→ INSTRUCTIONS TO FOLLOW: Of the lines below, how many hold the string "Кадошкино"? Give only the number.

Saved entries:
====
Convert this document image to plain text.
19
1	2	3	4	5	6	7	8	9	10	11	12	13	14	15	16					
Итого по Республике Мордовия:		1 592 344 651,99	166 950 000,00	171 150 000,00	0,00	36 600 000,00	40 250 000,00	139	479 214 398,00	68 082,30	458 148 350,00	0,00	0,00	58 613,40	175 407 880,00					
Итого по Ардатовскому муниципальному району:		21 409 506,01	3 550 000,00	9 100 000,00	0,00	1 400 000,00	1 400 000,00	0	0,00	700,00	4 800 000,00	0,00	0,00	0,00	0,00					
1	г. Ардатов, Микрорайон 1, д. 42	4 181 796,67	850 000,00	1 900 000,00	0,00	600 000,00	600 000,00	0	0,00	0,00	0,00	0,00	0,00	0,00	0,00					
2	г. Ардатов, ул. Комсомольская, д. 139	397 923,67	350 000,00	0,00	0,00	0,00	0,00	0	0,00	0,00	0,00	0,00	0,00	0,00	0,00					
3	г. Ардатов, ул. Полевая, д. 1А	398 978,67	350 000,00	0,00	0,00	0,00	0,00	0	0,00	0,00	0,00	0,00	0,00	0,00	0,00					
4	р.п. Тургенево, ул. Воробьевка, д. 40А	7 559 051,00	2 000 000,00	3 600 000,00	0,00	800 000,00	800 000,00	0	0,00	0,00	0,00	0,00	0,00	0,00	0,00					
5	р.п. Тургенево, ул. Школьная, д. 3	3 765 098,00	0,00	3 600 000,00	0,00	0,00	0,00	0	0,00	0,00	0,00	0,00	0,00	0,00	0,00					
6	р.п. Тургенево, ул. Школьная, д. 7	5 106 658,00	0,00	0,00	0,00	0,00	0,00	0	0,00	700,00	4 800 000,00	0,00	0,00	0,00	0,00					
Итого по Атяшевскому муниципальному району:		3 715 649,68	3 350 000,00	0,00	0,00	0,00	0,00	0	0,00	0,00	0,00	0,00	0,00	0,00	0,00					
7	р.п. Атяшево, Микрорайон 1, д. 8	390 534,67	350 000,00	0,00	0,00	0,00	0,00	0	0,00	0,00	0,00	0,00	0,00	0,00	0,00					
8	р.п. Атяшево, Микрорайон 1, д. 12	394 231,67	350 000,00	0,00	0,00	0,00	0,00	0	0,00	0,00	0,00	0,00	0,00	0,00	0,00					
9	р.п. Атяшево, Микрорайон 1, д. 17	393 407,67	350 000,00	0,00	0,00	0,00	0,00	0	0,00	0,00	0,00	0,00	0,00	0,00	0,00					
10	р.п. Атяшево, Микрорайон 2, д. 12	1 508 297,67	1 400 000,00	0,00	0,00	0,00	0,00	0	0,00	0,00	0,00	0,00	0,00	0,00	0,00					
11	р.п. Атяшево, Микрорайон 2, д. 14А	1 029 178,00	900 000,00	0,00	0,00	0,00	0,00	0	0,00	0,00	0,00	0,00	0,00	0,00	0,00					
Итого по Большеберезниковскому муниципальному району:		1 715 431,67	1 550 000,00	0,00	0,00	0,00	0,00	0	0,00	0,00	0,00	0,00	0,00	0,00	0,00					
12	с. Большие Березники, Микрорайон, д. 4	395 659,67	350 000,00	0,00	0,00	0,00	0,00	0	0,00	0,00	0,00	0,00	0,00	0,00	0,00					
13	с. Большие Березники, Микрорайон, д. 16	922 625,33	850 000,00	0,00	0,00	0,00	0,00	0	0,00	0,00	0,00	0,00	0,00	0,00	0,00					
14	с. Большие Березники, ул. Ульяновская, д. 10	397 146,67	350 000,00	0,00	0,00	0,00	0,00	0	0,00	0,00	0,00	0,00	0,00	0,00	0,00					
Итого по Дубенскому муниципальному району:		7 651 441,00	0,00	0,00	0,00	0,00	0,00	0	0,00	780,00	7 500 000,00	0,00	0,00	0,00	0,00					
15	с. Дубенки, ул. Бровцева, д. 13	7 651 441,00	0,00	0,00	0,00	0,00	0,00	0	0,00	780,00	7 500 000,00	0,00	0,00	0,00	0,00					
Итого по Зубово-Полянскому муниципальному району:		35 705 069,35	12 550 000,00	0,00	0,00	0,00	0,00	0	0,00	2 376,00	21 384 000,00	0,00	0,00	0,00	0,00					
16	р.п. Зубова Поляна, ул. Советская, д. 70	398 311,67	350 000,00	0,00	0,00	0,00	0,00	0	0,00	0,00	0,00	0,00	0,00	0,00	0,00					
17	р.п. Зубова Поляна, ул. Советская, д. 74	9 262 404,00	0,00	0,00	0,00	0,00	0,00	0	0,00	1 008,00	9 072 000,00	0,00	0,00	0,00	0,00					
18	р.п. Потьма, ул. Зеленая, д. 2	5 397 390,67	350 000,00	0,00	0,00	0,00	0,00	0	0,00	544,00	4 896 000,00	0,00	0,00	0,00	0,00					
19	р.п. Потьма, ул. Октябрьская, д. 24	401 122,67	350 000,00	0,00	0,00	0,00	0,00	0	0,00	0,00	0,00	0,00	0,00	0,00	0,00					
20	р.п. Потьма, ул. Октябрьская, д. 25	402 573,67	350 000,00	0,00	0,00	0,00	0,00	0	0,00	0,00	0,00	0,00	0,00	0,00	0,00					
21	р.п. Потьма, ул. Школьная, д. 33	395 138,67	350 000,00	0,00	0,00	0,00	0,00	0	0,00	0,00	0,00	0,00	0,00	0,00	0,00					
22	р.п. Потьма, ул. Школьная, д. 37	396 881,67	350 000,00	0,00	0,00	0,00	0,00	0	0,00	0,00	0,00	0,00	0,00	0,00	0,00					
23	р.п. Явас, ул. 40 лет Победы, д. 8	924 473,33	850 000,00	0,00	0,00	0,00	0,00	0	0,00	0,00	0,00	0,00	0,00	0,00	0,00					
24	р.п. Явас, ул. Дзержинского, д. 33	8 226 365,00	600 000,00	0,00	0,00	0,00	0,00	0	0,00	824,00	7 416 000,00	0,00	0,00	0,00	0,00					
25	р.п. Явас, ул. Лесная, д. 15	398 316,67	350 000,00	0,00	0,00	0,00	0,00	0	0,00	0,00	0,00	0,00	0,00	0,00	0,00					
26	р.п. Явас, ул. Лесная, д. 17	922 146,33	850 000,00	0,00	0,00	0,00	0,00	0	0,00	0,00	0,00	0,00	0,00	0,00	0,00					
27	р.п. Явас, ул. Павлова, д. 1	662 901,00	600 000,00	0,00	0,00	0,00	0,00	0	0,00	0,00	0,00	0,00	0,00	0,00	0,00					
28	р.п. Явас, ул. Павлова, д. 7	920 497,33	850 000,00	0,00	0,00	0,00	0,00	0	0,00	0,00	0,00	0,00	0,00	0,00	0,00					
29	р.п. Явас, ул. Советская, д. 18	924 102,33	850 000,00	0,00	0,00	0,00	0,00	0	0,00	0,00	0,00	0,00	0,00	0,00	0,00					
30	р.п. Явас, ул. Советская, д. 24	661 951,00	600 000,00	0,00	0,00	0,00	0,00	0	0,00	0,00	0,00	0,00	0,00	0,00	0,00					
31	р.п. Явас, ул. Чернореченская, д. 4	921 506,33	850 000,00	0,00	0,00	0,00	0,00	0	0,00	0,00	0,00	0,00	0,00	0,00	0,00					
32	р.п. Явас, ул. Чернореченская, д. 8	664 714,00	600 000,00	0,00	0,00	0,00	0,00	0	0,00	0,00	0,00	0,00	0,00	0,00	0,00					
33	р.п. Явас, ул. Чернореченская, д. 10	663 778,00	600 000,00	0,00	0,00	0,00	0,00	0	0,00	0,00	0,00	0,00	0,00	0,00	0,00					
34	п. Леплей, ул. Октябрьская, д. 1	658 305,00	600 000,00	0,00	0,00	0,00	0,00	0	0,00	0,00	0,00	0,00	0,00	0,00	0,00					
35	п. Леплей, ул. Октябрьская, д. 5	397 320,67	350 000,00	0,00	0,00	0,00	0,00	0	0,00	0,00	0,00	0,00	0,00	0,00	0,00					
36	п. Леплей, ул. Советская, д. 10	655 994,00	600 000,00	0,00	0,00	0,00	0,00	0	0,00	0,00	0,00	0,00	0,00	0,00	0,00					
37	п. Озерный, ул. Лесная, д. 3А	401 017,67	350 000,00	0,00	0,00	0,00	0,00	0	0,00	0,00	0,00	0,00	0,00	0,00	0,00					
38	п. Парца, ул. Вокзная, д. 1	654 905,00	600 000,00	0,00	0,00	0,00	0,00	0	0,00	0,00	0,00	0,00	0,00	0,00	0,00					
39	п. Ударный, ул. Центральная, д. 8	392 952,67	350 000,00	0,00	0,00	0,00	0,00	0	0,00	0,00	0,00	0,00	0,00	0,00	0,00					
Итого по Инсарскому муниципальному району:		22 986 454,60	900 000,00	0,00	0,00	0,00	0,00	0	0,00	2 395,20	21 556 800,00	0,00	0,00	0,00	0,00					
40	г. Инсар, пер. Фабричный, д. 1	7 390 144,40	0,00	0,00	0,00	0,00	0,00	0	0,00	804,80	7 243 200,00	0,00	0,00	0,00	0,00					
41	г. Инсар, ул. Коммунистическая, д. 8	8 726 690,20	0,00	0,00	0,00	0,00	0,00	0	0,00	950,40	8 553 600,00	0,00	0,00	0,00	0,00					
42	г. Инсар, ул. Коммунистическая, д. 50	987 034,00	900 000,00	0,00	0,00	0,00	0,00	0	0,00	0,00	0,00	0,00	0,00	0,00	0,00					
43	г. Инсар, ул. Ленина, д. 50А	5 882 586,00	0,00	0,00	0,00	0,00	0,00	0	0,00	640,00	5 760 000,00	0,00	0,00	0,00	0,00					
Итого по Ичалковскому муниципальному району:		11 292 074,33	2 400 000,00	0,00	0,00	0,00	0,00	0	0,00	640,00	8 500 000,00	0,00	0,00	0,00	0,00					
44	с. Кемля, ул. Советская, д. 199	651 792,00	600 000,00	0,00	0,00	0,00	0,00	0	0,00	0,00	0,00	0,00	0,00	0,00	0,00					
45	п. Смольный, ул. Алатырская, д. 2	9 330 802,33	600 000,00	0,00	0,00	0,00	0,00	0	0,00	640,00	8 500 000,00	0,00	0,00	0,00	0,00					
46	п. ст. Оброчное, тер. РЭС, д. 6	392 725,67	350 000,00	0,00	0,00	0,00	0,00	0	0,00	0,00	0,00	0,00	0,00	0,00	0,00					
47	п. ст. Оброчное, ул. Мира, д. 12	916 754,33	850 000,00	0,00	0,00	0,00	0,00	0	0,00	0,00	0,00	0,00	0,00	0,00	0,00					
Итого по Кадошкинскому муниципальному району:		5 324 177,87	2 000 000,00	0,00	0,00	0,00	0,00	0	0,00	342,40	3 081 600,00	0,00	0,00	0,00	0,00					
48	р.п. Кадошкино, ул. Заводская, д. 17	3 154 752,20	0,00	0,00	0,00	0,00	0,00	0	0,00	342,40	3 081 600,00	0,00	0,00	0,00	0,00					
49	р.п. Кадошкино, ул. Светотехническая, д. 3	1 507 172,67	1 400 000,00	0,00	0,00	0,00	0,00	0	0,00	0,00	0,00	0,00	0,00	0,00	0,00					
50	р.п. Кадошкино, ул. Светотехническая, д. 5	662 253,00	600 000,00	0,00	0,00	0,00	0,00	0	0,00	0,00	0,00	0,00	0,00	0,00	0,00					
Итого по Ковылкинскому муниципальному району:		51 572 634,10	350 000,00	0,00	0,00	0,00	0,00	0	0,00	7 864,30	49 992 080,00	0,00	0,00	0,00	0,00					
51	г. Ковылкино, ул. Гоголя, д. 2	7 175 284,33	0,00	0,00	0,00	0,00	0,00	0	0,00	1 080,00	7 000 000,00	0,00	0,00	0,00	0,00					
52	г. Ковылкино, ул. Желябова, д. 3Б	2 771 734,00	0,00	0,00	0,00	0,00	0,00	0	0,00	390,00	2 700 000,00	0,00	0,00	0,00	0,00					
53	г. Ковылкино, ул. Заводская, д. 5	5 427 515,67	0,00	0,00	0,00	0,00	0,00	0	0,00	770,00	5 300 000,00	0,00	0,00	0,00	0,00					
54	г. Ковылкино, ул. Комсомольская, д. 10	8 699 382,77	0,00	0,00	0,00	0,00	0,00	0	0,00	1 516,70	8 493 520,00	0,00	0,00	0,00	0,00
====
→ COMPLETE OUTPUT: 3